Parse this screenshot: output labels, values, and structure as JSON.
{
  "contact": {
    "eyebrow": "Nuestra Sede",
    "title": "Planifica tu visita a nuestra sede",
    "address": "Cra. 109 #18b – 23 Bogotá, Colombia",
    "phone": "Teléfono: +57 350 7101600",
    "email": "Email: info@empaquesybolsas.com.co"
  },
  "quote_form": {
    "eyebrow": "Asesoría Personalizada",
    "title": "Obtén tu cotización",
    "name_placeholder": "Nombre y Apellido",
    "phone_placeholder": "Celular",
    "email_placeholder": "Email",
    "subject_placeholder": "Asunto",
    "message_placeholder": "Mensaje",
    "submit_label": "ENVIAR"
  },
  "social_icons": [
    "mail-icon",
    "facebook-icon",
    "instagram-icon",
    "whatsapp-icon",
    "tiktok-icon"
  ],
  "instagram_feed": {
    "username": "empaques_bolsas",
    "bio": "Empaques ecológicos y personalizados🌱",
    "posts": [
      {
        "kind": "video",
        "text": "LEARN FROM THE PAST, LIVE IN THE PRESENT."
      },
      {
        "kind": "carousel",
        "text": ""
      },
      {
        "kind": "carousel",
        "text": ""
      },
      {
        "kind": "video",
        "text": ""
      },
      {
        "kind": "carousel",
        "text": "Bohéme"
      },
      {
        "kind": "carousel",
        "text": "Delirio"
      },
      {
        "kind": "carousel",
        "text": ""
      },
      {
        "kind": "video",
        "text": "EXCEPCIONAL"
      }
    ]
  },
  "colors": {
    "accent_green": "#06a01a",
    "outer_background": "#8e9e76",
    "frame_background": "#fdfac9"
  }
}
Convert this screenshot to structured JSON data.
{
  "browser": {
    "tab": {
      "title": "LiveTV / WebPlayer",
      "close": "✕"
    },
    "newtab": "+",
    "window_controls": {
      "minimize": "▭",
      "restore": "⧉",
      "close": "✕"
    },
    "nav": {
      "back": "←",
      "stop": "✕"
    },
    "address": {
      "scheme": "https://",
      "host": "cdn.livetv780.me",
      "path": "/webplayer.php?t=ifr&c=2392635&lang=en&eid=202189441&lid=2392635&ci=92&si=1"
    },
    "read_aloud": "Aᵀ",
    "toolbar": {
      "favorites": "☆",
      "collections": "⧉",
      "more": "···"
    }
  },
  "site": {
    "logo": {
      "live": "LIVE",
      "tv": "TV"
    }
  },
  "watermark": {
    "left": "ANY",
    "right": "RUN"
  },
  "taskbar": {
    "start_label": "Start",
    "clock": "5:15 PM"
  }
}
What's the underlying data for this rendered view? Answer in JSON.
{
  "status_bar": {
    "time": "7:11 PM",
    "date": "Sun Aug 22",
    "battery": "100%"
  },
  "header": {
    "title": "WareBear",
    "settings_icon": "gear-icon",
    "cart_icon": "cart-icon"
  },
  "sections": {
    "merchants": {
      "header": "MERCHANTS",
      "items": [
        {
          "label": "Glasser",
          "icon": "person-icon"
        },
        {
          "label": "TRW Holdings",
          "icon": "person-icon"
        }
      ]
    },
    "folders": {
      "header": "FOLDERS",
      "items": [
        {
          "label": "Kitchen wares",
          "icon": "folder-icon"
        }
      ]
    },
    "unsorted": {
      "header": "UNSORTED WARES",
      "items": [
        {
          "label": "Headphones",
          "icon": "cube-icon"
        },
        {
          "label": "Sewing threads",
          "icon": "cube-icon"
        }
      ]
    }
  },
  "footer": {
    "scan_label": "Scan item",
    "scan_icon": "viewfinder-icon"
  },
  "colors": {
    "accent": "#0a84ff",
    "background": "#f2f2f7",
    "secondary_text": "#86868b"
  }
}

--------------------------------

**SET TASK**
Write each line above out exactly.

**CORRECT ANSWER**
Parse this screenshot: output labels, values, and structure as JSON.
{
  "contact": {
    "eyebrow": "Nuestra Sede",
    "title": "Planifica tu visita a nuestra sede",
    "address": "Cra. 109 #18b – 23 Bogotá, Colombia",
    "phone": "Teléfono: +57 350 7101600",
    "email": "Email: info@empaquesybolsas.com.co"
  },
  "quote_form": {
    "eyebrow": "Asesoría Personalizada",
    "title": "Obtén tu cotización",
    "name_placeholder": "Nombre y Apellido",
    "phone_placeholder": "Celular",
    "email_placeholder": "Email",
    "subject_placeholder": "Asunto",
    "message_placeholder": "Mensaje",
    "submit_label": "ENVIAR"
  },
  "social_icons": [
    "mail-icon",
    "facebook-icon",
    "instagram-icon",
    "whatsapp-icon",
    "tiktok-icon"
  ],
  "instagram_feed": {
    "username": "empaques_bolsas",
    "bio": "Empaques ecológicos y personalizados🌱",
    "posts": [
      {
        "kind": "video",
        "text": "LEARN FROM THE PAST, LIVE IN THE PRESENT."
      },
      {
        "kind": "carousel",
        "text": ""
      },
      {
        "kind": "carousel",
        "text": ""
      },
      {
        "kind": "video",
        "text": ""
      },
      {
        "kind": "carousel",
        "text": "Bohéme"
      },
      {
        "kind": "carousel",
        "text": "Delirio"
      },
      {
        "kind": "carousel",
        "text": ""
      },
      {
        "kind": "video",
        "text": "EXCEPCIONAL"
      }
    ]
  },
  "colors": {
    "accent_green": "#06a01a",
    "outer_background": "#8e9e76",
    "frame_background": "#fdfac9"
  }
}
Convert this screenshot to structured JSON data.
{
  "browser": {
    "tab": {
      "title": "LiveTV / WebPlayer",
      "close": "✕"
    },
    "newtab": "+",
    "window_controls": {
      "minimize": "▭",
      "restore": "⧉",
      "close": "✕"
    },
    "nav": {
      "back": "←",
      "stop": "✕"
    },
    "address": {
      "scheme": "https://",
      "host": "cdn.livetv780.me",
      "path": "/webplayer.php?t=ifr&c=2392635&lang=en&eid=202189441&lid=2392635&ci=92&si=1"
    },
    "read_aloud": "Aᵀ",
    "toolbar": {
      "favorites": "☆",
      "collections": "⧉",
      "more": "···"
    }
  },
  "site": {
    "logo": {
      "live": "LIVE",
      "tv": "TV"
    }
  },
  "watermark": {
    "left": "ANY",
    "right": "RUN"
  },
  "taskbar": {
    "start_label": "Start",
    "clock": "5:15 PM"
  }
}
What's the underlying data for this rendered view? Answer in JSON.
{
  "status_bar": {
    "time": "7:11 PM",
    "date": "Sun Aug 22",
    "battery": "100%"
  },
  "header": {
    "title": "WareBear",
    "settings_icon": "gear-icon",
    "cart_icon": "cart-icon"
  },
  "sections": {
    "merchants": {
      "header": "MERCHANTS",
      "items": [
        {
          "label": "Glasser",
          "icon": "person-icon"
        },
        {
          "label": "TRW Holdings",
          "icon": "person-icon"
        }
      ]
    },
    "folders": {
      "header": "FOLDERS",
      "items": [
        {
          "label": "Kitchen wares",
          "icon": "folder-icon"
        }
      ]
    },
    "unsorted": {
      "header": "UNSORTED WARES",
      "items": [
        {
          "label": "Headphones",
          "icon": "cube-icon"
        },
        {
          "label": "Sewing threads",
          "icon": "cube-icon"
        }
      ]
    }
  },
  "footer": {
    "scan_label": "Scan item",
    "scan_icon": "viewfinder-icon"
  },
  "colors": {
    "accent": "#0a84ff",
    "background": "#f2f2f7",
    "secondary_text": "#86868b"
  }
}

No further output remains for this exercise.